STATED PROBLEM
Search the records for "object". Copy every line where it appears.

ITEMS
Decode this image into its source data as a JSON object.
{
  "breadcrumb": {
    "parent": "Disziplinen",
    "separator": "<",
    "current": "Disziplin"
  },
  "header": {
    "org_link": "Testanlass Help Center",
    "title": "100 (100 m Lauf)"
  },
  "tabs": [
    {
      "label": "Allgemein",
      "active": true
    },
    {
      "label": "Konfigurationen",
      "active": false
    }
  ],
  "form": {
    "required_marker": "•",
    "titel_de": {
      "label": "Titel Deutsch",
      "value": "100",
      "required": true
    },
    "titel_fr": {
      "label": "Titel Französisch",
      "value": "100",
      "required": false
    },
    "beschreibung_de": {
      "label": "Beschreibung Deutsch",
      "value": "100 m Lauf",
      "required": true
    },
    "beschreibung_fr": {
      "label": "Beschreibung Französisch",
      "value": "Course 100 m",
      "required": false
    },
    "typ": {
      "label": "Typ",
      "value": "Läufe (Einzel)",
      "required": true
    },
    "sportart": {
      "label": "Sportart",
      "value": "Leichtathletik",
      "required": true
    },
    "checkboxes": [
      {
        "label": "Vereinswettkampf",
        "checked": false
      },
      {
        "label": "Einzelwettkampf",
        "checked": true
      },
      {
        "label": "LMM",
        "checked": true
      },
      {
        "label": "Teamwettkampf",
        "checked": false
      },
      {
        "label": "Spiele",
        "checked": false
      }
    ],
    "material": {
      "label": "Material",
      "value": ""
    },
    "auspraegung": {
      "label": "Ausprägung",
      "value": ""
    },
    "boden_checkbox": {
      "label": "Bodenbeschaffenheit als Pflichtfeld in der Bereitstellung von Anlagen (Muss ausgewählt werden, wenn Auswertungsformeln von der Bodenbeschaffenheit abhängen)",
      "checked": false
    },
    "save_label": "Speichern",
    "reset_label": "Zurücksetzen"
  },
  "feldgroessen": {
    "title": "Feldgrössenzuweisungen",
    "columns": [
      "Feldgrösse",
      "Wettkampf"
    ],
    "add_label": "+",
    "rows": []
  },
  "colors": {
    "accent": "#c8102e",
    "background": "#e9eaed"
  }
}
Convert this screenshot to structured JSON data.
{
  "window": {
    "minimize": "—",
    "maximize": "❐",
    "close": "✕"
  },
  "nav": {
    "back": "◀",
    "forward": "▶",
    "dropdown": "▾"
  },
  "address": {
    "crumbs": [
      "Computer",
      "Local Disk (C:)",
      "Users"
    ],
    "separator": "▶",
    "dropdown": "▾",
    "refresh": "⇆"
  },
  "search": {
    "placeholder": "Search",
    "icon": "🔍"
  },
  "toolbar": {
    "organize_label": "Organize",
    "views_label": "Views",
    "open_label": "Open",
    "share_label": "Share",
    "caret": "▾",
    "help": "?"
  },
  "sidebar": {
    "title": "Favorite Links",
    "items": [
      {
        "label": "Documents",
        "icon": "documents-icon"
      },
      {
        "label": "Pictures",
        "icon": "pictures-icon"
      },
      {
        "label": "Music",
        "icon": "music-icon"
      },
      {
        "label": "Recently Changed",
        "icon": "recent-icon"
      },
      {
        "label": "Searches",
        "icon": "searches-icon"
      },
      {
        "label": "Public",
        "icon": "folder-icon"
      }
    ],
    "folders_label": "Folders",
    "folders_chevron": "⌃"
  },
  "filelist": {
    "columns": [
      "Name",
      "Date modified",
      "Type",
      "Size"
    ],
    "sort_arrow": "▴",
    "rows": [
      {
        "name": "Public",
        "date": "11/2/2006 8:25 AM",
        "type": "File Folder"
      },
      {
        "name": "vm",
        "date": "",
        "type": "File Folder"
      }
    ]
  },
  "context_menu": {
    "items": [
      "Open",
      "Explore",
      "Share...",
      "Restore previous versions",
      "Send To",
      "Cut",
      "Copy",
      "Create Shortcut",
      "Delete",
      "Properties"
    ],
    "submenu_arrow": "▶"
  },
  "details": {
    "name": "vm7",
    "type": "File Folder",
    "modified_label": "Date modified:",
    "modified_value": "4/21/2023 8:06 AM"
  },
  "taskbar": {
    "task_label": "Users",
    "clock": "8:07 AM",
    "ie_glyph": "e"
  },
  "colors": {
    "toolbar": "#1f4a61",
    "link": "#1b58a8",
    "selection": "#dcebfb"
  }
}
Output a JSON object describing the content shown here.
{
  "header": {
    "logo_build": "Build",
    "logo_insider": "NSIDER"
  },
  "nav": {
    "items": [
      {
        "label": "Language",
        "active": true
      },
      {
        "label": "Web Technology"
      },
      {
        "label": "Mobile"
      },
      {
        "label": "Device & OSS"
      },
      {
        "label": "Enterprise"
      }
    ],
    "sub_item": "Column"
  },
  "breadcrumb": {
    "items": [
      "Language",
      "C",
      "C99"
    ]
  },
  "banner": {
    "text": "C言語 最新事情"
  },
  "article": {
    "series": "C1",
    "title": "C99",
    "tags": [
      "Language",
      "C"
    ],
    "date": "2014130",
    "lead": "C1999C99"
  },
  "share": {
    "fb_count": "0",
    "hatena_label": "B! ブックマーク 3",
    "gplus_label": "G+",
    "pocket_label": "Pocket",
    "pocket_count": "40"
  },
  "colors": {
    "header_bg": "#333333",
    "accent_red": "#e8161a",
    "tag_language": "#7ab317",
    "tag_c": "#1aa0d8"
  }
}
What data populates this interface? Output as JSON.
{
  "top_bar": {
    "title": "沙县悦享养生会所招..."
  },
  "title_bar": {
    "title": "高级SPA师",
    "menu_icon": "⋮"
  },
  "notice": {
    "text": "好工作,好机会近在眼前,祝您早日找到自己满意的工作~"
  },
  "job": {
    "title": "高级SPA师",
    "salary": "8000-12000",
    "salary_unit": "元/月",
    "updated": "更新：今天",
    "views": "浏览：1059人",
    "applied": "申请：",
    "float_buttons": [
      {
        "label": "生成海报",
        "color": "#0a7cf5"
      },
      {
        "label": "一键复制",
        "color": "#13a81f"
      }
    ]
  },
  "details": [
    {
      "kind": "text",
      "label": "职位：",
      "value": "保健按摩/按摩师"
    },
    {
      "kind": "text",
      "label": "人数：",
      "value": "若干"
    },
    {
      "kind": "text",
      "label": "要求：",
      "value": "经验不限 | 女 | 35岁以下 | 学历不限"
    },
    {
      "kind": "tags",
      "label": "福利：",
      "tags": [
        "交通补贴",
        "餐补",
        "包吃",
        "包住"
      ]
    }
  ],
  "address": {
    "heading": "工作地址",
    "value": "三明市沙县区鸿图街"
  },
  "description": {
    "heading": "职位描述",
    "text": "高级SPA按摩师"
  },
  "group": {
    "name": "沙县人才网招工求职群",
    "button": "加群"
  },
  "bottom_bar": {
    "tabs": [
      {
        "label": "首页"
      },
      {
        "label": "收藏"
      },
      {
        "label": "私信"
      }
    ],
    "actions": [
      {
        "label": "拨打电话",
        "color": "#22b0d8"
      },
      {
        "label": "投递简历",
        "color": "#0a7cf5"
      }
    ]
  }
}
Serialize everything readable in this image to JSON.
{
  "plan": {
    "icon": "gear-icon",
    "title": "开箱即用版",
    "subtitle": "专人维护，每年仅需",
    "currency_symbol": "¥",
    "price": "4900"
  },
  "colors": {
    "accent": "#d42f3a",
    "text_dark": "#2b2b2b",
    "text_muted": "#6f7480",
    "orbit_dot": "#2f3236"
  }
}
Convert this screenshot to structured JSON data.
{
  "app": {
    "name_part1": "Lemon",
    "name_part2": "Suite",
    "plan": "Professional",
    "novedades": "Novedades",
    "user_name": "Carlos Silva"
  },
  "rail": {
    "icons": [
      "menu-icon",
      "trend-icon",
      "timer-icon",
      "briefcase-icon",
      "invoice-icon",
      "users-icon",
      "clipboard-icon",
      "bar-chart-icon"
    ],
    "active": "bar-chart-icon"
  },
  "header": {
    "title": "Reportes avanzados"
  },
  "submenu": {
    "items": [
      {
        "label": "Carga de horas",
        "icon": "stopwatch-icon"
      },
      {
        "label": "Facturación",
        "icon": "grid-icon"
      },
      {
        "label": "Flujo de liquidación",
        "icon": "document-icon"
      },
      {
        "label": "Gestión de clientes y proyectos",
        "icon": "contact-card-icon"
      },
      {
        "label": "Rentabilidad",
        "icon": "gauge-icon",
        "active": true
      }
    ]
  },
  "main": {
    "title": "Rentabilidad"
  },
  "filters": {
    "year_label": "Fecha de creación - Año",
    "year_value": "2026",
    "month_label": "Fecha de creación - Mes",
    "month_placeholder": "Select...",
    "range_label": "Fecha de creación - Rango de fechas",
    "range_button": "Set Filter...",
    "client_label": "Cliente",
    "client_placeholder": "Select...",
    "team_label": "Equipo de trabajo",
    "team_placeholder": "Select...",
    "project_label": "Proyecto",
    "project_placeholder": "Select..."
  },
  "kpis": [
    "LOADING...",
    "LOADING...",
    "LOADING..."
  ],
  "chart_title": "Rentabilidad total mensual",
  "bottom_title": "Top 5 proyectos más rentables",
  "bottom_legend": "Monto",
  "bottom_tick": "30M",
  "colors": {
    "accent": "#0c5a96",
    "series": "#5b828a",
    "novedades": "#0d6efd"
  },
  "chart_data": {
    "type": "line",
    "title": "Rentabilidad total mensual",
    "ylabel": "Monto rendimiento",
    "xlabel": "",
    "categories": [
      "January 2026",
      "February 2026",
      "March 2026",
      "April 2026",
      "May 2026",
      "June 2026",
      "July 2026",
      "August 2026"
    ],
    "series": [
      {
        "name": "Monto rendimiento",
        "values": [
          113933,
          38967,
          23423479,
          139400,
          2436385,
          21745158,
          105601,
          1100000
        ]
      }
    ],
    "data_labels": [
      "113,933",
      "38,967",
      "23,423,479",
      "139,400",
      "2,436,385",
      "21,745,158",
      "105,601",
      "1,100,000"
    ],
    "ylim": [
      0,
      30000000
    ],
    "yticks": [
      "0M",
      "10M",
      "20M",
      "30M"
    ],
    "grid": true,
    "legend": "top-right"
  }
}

EXERCISE ANSWER
Decode this image into its source data as a JSON object.
Output a JSON object describing the content shown here.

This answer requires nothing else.